### HOW TO COMPLETE THIS TASK
Copy every entry precisely.

== INPUT DATA ==

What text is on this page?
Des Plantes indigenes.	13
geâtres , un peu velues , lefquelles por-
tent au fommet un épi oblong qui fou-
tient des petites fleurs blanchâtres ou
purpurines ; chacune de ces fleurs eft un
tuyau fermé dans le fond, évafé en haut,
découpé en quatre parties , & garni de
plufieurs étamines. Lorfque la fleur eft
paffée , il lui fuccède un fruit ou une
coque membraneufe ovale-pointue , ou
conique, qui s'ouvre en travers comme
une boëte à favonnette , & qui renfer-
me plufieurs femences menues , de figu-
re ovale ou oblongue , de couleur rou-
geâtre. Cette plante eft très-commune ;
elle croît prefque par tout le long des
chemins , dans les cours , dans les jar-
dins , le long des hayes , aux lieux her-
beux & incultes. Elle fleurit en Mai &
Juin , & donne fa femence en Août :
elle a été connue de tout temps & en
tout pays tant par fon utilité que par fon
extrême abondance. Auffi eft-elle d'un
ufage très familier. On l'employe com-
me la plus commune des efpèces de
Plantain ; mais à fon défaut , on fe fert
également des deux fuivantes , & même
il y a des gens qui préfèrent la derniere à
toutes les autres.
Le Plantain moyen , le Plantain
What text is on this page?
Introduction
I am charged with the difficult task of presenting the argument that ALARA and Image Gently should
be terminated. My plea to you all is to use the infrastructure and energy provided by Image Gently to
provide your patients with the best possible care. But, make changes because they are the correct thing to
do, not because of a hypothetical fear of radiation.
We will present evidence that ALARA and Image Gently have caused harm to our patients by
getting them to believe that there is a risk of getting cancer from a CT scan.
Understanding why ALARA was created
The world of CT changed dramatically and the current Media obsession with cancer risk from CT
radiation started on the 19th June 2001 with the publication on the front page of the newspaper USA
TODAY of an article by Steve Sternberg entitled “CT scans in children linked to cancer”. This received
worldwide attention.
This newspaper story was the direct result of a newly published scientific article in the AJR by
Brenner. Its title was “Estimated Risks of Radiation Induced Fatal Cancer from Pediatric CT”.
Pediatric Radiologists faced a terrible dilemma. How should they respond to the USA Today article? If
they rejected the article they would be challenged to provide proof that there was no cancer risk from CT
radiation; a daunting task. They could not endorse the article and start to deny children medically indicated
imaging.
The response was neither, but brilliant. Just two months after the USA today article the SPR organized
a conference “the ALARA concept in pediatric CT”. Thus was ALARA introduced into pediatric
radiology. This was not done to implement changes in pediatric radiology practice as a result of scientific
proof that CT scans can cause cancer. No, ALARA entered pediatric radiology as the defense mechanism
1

===

### OUTPUT
What text is on this page?
Des Plantes indigenes.	13
geâtres , un peu velues , lefquelles por-
tent au fommet un épi oblong qui fou-
tient des petites fleurs blanchâtres ou
purpurines ; chacune de ces fleurs eft un
tuyau fermé dans le fond, évafé en haut,
découpé en quatre parties , & garni de
plufieurs étamines. Lorfque la fleur eft
paffée , il lui fuccède un fruit ou une
coque membraneufe ovale-pointue , ou
conique, qui s'ouvre en travers comme
une boëte à favonnette , & qui renfer-
me plufieurs femences menues , de figu-
re ovale ou oblongue , de couleur rou-
geâtre. Cette plante eft très-commune ;
elle croît prefque par tout le long des
chemins , dans les cours , dans les jar-
dins , le long des hayes , aux lieux her-
beux & incultes. Elle fleurit en Mai &
Juin , & donne fa femence en Août :
elle a été connue de tout temps & en
tout pays tant par fon utilité que par fon
extrême abondance. Auffi eft-elle d'un
ufage très familier. On l'employe com-
me la plus commune des efpèces de
Plantain ; mais à fon défaut , on fe fert
également des deux fuivantes , & même
il y a des gens qui préfèrent la derniere à
toutes les autres.
Le Plantain moyen , le Plantain
What text is on this page?
Introduction
I am charged with the difficult task of presenting the argument that ALARA and Image Gently should
be terminated. My plea to you all is to use the infrastructure and energy provided by Image Gently to
provide your patients with the best possible care. But, make changes because they are the correct thing to
do, not because of a hypothetical fear of radiation.
We will present evidence that ALARA and Image Gently have caused harm to our patients by
getting them to believe that there is a risk of getting cancer from a CT scan.
Understanding why ALARA was created
The world of CT changed dramatically and the current Media obsession with cancer risk from CT
radiation started on the 19th June 2001 with the publication on the front page of the newspaper USA
TODAY of an article by Steve Sternberg entitled “CT scans in children linked to cancer”. This received
worldwide attention.
This newspaper story was the direct result of a newly published scientific article in the AJR by
Brenner. Its title was “Estimated Risks of Radiation Induced Fatal Cancer from Pediatric CT”.
Pediatric Radiologists faced a terrible dilemma. How should they respond to the USA Today article? If
they rejected the article they would be challenged to provide proof that there was no cancer risk from CT
radiation; a daunting task. They could not endorse the article and start to deny children medically indicated
imaging.
The response was neither, but brilliant. Just two months after the USA today article the SPR organized
a conference “the ALARA concept in pediatric CT”. Thus was ALARA introduced into pediatric
radiology. This was not done to implement changes in pediatric radiology practice as a result of scientific
proof that CT scans can cause cancer. No, ALARA entered pediatric radiology as the defense mechanism
1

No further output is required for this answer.